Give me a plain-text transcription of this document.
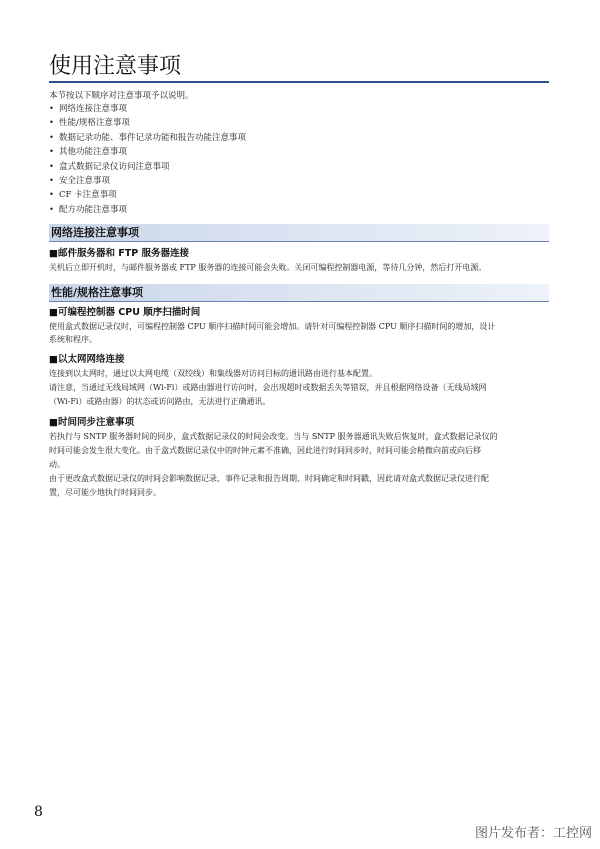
使用注意事项
本节按以下顺序对注意事项予以说明。
• 网络连接注意事项
• 性能/规格注意事项
• 数据记录功能、事件记录功能和报告功能注意事项
• 其他功能注意事项
• 盒式数据记录仪访问注意事项
• 安全注意事项
• CF 卡注意事项
• 配方功能注意事项
网络连接注意事项
■邮件服务器和 FTP 服务器连接
关机后立即开机时，与邮件服务器或 FTP 服务器的连接可能会失败。关闭可编程控制器电源，等待几分钟，然后打开电源。
性能/规格注意事项
■可编程控制器 CPU 顺序扫描时间
使用盒式数据记录仪时，可编程控制器 CPU 顺序扫描时间可能会增加。请针对可编程控制器 CPU 顺序扫描时间的增加，设计
系统和程序。
■以太网网络连接
连接到以太网时，通过以太网电缆（双绞线）和集线器对访问目标的通讯路由进行基本配置。
请注意，当通过无线局域网（Wi-Fi）或路由器进行访问时，会出现超时或数据丢失等错误，并且根据网络设备（无线局域网
（Wi-Fi）或路由器）的状态或访问路由，无法进行正确通讯。
■时间同步注意事项
若执行与 SNTP 服务器时间的同步，盒式数据记录仪的时间会改变。当与 SNTP 服务器通讯失败后恢复时，盒式数据记录仪的
时间可能会发生很大变化。由于盒式数据记录仪中的时钟元素不准确，因此进行时间同步时，时间可能会稍微向前或向后移
动。
由于更改盒式数据记录仪的时间会影响数据记录、事件记录和报告周期、时间确定和时间戳，因此请对盒式数据记录仪进行配
置，尽可能少地执行时间同步。
8
图片发布者：工控网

= Task brief =
Write the entries above out in full, exactly, with no images.

= Exercise output =
Give me a plain-text transcription of this document.
使用注意事项
本节按以下顺序对注意事项予以说明。
• 网络连接注意事项
• 性能/规格注意事项
• 数据记录功能、事件记录功能和报告功能注意事项
• 其他功能注意事项
• 盒式数据记录仪访问注意事项
• 安全注意事项
• CF 卡注意事项
• 配方功能注意事项
网络连接注意事项
■邮件服务器和 FTP 服务器连接
关机后立即开机时，与邮件服务器或 FTP 服务器的连接可能会失败。关闭可编程控制器电源，等待几分钟，然后打开电源。
性能/规格注意事项
■可编程控制器 CPU 顺序扫描时间
使用盒式数据记录仪时，可编程控制器 CPU 顺序扫描时间可能会增加。请针对可编程控制器 CPU 顺序扫描时间的增加，设计
系统和程序。
■以太网网络连接
连接到以太网时，通过以太网电缆（双绞线）和集线器对访问目标的通讯路由进行基本配置。
请注意，当通过无线局域网（Wi-Fi）或路由器进行访问时，会出现超时或数据丢失等错误，并且根据网络设备（无线局域网
（Wi-Fi）或路由器）的状态或访问路由，无法进行正确通讯。
■时间同步注意事项
若执行与 SNTP 服务器时间的同步，盒式数据记录仪的时间会改变。当与 SNTP 服务器通讯失败后恢复时，盒式数据记录仪的
时间可能会发生很大变化。由于盒式数据记录仪中的时钟元素不准确，因此进行时间同步时，时间可能会稍微向前或向后移
动。
由于更改盒式数据记录仪的时间会影响数据记录、事件记录和报告周期、时间确定和时间戳，因此请对盒式数据记录仪进行配
置，尽可能少地执行时间同步。
8
图片发布者：工控网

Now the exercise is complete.